WHAT IS EXPECTED
Copy the records below exactly, leaving out any pictures.

TASK MATERIAL

** start **

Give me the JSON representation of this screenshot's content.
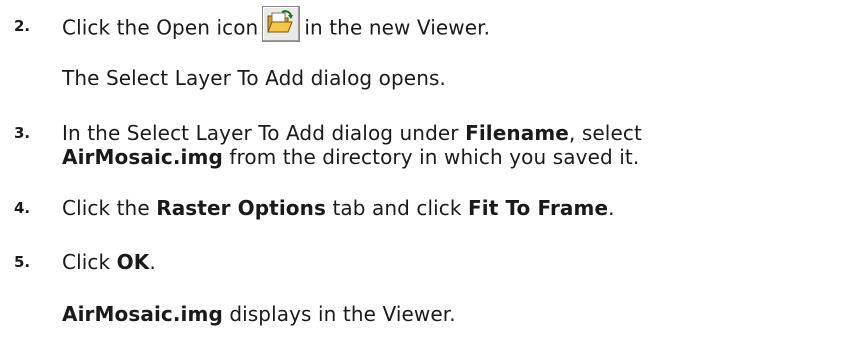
{
  "steps": [
    {
      "number": "2.",
      "before_icon": "Click the Open icon",
      "icon": "folder-open-icon",
      "after_icon": "in the new Viewer.",
      "note": "The Select Layer To Add dialog opens."
    },
    {
      "number": "3.",
      "line1_a": "In the Select Layer To Add dialog under ",
      "line1_b": "Filename",
      "line1_c": ", select",
      "line2_a": "AirMosaic.img",
      "line2_b": " from the directory in which you saved it."
    },
    {
      "number": "4.",
      "a": "Click the ",
      "b": "Raster Options",
      "c": " tab and click ",
      "d": "Fit To Frame",
      "e": "."
    },
    {
      "number": "5.",
      "a": "Click ",
      "b": "OK",
      "c": ".",
      "result_a": "AirMosaic.img",
      "result_b": " displays in the Viewer."
    }
  ]
}
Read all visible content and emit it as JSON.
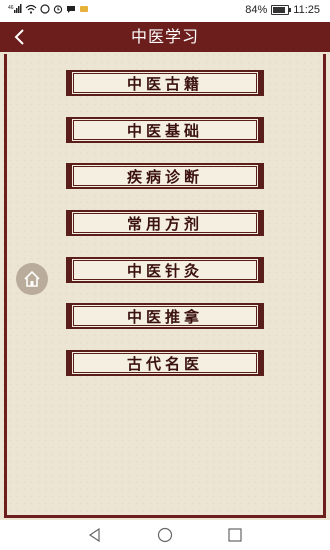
{
  "status_bar": {
    "signal_label": "46",
    "battery_text": "84%",
    "battery_level": 0.84,
    "time": "11:25",
    "icons": [
      "signal-icon",
      "wifi-icon",
      "notification-icon",
      "alarm-icon",
      "message-icon",
      "vibrate-icon",
      "battery-icon"
    ]
  },
  "header": {
    "title": "中医学习",
    "background": "#6b1e1b",
    "back_icon": "chevron-left-icon"
  },
  "menu": {
    "items": [
      {
        "label": "中医古籍"
      },
      {
        "label": "中医基础"
      },
      {
        "label": "疾病诊断"
      },
      {
        "label": "常用方剂"
      },
      {
        "label": "中医针灸"
      },
      {
        "label": "中医推拿"
      },
      {
        "label": "古代名医"
      }
    ]
  },
  "floating": {
    "home_icon": "home-icon"
  },
  "nav_bar": {
    "icons": [
      "back-triangle-icon",
      "home-circle-icon",
      "recents-square-icon"
    ]
  },
  "colors": {
    "accent": "#6b1e1b",
    "paper": "#ece5d4",
    "button_bg": "#f5efe1"
  }
}
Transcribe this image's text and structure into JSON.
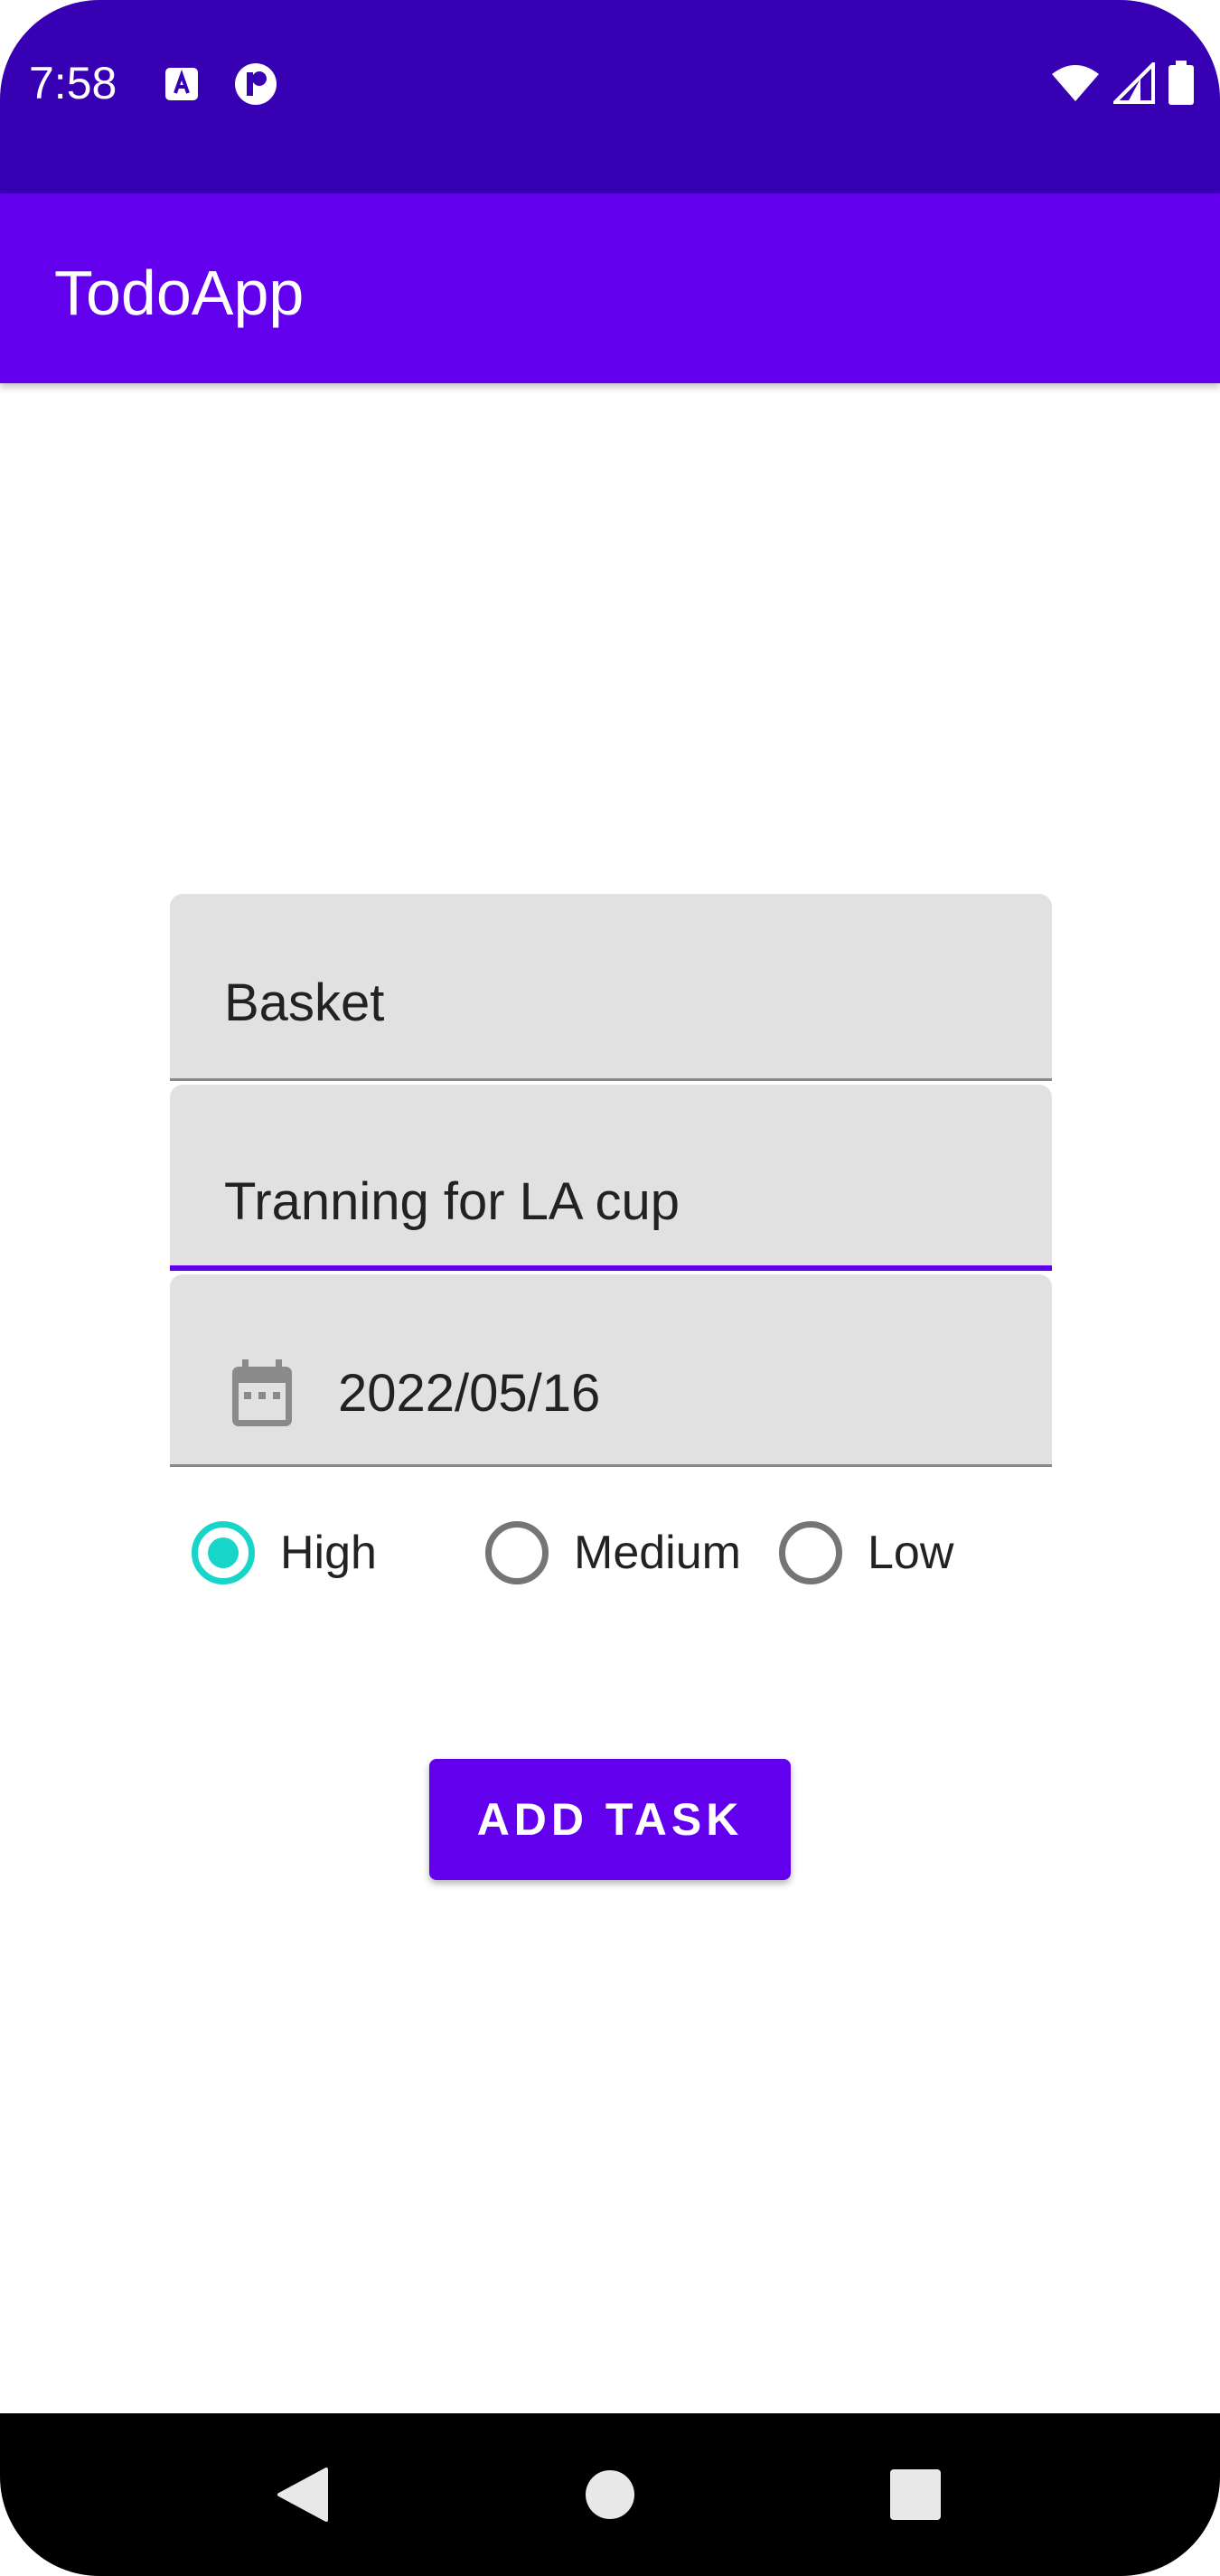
{
  "status_bar": {
    "time": "7:58",
    "icons": [
      "text-app-icon",
      "p-app-icon",
      "wifi-icon",
      "cellular-signal-icon",
      "battery-icon"
    ]
  },
  "app_bar": {
    "title": "TodoApp"
  },
  "form": {
    "title_field": {
      "value": "Basket"
    },
    "description_field": {
      "value": "Tranning for LA cup"
    },
    "date_field": {
      "value": "2022/05/16",
      "icon": "calendar-icon"
    },
    "priority": {
      "options": [
        "High",
        "Medium",
        "Low"
      ],
      "selected": "High"
    },
    "submit_label": "ADD TASK"
  },
  "navigation": {
    "buttons": [
      "back",
      "home",
      "recents"
    ]
  },
  "colors": {
    "status_bar": "#3700B3",
    "primary": "#6200EE",
    "radio_checked": "#17D6C9",
    "field_bg": "#E1E1E1"
  }
}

** end **

THE REPLY
Give me the JSON representation of this screenshot's content.
{
  "steps": [
    {
      "number": "2.",
      "before_icon": "Click the Open icon",
      "icon": "folder-open-icon",
      "after_icon": "in the new Viewer.",
      "note": "The Select Layer To Add dialog opens."
    },
    {
      "number": "3.",
      "line1_a": "In the Select Layer To Add dialog under ",
      "line1_b": "Filename",
      "line1_c": ", select",
      "line2_a": "AirMosaic.img",
      "line2_b": " from the directory in which you saved it."
    },
    {
      "number": "4.",
      "a": "Click the ",
      "b": "Raster Options",
      "c": " tab and click ",
      "d": "Fit To Frame",
      "e": "."
    },
    {
      "number": "5.",
      "a": "Click ",
      "b": "OK",
      "c": ".",
      "result_a": "AirMosaic.img",
      "result_b": " displays in the Viewer."
    }
  ]
}
Read all visible content and emit it as JSON.
{
  "status_bar": {
    "signal_label": "46",
    "battery_text": "84%",
    "battery_level": 0.84,
    "time": "11:25",
    "icons": [
      "signal-icon",
      "wifi-icon",
      "notification-icon",
      "alarm-icon",
      "message-icon",
      "vibrate-icon",
      "battery-icon"
    ]
  },
  "header": {
    "title": "中医学习",
    "background": "#6b1e1b",
    "back_icon": "chevron-left-icon"
  },
  "menu": {
    "items": [
      {
        "label": "中医古籍"
      },
      {
        "label": "中医基础"
      },
      {
        "label": "疾病诊断"
      },
      {
        "label": "常用方剂"
      },
      {
        "label": "中医针灸"
      },
      {
        "label": "中医推拿"
      },
      {
        "label": "古代名医"
      }
    ]
  },
  "floating": {
    "home_icon": "home-icon"
  },
  "nav_bar": {
    "icons": [
      "back-triangle-icon",
      "home-circle-icon",
      "recents-square-icon"
    ]
  },
  "colors": {
    "accent": "#6b1e1b",
    "paper": "#ece5d4",
    "button_bg": "#f5efe1"
  }
}
Transcribe this image's text and structure into JSON.
{
  "status_bar": {
    "time": "7:58",
    "icons": [
      "text-app-icon",
      "p-app-icon",
      "wifi-icon",
      "cellular-signal-icon",
      "battery-icon"
    ]
  },
  "app_bar": {
    "title": "TodoApp"
  },
  "form": {
    "title_field": {
      "value": "Basket"
    },
    "description_field": {
      "value": "Tranning for LA cup"
    },
    "date_field": {
      "value": "2022/05/16",
      "icon": "calendar-icon"
    },
    "priority": {
      "options": [
        "High",
        "Medium",
        "Low"
      ],
      "selected": "High"
    },
    "submit_label": "ADD TASK"
  },
  "navigation": {
    "buttons": [
      "back",
      "home",
      "recents"
    ]
  },
  "colors": {
    "status_bar": "#3700B3",
    "primary": "#6200EE",
    "radio_checked": "#17D6C9",
    "field_bg": "#E1E1E1"
  }
}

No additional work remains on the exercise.